To do —
Look for the string "havonta" and copy every line that has it.

Collected data entries —
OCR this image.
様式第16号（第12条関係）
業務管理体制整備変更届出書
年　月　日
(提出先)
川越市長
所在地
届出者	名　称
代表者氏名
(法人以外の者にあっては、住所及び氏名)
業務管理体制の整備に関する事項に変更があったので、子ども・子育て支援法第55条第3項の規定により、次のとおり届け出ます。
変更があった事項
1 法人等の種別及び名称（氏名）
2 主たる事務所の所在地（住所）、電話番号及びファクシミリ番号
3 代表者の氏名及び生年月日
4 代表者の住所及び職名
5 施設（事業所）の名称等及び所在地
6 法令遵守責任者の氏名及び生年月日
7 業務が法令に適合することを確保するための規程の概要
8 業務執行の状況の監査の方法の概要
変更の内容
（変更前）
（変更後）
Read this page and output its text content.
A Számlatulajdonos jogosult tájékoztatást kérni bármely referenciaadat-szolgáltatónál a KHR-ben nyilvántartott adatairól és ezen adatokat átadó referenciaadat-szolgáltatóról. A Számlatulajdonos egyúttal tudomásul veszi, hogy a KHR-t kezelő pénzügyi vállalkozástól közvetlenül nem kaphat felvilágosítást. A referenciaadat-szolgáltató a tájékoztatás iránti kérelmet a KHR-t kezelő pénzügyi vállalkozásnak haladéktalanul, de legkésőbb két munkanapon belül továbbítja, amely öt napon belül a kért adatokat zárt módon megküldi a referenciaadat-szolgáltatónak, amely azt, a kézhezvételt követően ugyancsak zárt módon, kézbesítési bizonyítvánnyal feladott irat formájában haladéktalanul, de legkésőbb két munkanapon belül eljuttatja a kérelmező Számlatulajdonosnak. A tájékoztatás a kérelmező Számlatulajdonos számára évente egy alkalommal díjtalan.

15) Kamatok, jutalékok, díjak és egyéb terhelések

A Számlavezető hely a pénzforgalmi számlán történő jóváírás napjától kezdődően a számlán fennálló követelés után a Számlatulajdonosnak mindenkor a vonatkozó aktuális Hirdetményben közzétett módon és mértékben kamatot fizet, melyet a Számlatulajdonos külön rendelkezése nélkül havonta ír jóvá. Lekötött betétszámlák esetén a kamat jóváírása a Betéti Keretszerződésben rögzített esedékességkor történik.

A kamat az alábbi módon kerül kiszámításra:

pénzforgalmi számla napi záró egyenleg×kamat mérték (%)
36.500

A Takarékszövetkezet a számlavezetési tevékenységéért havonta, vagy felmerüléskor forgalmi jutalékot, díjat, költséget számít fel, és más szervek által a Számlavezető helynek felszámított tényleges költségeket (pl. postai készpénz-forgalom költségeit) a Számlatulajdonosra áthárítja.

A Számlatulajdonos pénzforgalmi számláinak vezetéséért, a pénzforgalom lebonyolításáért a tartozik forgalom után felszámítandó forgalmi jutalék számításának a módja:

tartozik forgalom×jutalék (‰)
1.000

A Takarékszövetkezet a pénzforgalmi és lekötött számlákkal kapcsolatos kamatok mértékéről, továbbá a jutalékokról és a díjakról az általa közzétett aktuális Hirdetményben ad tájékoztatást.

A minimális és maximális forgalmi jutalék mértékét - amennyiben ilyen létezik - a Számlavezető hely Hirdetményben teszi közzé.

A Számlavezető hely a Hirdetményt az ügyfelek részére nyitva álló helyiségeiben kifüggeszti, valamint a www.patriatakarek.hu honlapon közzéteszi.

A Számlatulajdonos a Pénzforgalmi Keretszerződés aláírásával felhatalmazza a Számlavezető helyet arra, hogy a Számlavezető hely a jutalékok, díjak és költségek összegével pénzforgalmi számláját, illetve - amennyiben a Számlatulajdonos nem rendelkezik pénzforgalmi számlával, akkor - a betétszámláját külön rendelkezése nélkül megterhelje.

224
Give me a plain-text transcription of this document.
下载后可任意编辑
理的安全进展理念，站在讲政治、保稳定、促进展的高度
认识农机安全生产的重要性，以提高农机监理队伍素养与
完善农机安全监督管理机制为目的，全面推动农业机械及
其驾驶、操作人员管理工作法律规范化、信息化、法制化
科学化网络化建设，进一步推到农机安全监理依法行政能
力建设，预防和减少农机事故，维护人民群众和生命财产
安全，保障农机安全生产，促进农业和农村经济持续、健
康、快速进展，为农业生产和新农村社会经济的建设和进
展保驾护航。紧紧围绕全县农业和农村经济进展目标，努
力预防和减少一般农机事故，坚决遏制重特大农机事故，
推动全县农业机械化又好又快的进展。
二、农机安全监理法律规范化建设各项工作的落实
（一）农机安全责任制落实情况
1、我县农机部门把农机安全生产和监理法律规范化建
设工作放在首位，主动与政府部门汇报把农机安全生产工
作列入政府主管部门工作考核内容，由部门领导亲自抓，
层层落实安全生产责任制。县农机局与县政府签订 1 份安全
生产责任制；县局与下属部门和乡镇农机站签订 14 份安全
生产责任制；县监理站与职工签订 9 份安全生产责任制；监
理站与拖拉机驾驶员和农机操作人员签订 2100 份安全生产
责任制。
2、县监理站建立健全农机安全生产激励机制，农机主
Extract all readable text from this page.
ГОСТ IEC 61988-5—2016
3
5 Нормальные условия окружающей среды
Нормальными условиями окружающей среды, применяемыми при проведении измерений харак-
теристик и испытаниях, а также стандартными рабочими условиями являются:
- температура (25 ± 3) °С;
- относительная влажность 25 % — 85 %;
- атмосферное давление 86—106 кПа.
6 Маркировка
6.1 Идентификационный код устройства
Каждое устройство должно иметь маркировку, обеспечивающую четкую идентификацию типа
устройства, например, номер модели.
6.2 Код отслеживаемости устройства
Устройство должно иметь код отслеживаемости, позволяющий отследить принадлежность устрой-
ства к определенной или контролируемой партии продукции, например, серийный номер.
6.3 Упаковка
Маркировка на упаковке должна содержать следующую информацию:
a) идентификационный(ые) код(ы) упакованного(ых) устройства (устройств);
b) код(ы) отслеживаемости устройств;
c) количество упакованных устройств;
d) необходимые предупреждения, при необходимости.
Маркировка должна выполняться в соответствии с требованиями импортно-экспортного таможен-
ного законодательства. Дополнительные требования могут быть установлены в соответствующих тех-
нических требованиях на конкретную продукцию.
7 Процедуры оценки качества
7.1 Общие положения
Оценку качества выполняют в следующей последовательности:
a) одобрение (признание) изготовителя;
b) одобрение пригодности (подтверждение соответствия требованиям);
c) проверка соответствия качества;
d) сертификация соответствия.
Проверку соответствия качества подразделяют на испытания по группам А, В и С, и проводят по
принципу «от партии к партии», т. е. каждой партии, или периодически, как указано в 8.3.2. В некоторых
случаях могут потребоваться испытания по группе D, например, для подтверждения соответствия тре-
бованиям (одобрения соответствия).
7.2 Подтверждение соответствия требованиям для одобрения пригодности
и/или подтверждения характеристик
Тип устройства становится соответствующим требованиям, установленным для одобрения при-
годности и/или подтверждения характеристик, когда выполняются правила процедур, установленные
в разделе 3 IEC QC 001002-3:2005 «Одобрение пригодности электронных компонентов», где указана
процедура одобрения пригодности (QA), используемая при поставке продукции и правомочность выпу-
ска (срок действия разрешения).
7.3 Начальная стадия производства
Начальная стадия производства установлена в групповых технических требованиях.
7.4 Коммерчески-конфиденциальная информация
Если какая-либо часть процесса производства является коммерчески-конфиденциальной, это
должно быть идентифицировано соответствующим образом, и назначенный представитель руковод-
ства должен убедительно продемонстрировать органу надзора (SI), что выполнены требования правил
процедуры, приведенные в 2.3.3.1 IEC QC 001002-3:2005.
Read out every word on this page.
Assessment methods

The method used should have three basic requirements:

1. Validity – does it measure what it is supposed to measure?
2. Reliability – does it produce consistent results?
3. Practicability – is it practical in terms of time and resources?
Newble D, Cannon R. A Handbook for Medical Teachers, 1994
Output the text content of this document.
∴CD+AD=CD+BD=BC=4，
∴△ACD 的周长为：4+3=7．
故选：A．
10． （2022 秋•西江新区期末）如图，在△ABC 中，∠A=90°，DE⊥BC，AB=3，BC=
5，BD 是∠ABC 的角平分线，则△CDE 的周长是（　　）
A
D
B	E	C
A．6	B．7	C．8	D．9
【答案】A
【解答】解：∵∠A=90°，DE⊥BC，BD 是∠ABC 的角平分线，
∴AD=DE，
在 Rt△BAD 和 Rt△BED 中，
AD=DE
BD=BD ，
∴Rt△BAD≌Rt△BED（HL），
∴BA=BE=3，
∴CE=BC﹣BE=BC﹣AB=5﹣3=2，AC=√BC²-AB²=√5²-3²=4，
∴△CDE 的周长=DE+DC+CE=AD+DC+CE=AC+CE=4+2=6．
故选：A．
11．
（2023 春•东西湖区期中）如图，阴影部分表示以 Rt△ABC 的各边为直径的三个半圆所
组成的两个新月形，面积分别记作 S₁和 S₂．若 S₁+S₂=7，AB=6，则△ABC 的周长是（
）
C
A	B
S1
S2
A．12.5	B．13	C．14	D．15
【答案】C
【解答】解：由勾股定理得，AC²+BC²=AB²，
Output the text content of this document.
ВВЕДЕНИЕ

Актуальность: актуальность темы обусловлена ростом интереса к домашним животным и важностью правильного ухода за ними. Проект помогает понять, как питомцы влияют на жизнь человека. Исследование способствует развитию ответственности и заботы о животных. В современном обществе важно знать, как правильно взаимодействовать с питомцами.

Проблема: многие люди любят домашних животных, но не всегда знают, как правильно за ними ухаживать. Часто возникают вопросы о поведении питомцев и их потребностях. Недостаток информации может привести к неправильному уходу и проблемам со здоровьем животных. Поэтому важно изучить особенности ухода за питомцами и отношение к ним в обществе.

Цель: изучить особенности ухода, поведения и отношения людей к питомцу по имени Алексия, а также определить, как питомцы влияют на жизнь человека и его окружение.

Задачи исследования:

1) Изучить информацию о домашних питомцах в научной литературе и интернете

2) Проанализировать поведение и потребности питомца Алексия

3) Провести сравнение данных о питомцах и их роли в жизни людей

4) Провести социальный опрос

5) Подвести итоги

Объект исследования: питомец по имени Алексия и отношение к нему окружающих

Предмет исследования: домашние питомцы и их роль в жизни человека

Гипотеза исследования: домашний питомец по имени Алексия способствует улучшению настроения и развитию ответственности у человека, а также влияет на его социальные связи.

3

Completed task —
A Számlavezető hely a pénzforgalmi számlán történő jóváírás napjától kezdődően a számlán fennálló követelés után a Számlatulajdonosnak mindenkor a vonatkozó aktuális Hirdetményben közzétett módon és mértékben kamatot fizet, melyet a Számlatulajdonos külön rendelkezése nélkül havonta ír jóvá. Lekötött betétszámlák esetén a kamat jóváírása a Betéti Keretszerződésben rögzített esedékességkor történik.
A Takarékszövetkezet a számlavezetési tevékenységéért havonta, vagy felmerüléskor forgalmi jutalékot, díjat, költséget számít fel, és más szervek által a Számlavezető helynek felszámított tényleges költségeket (pl. postai készpénz-forgalom költségeit) a Számlatulajdonosra áthárítja.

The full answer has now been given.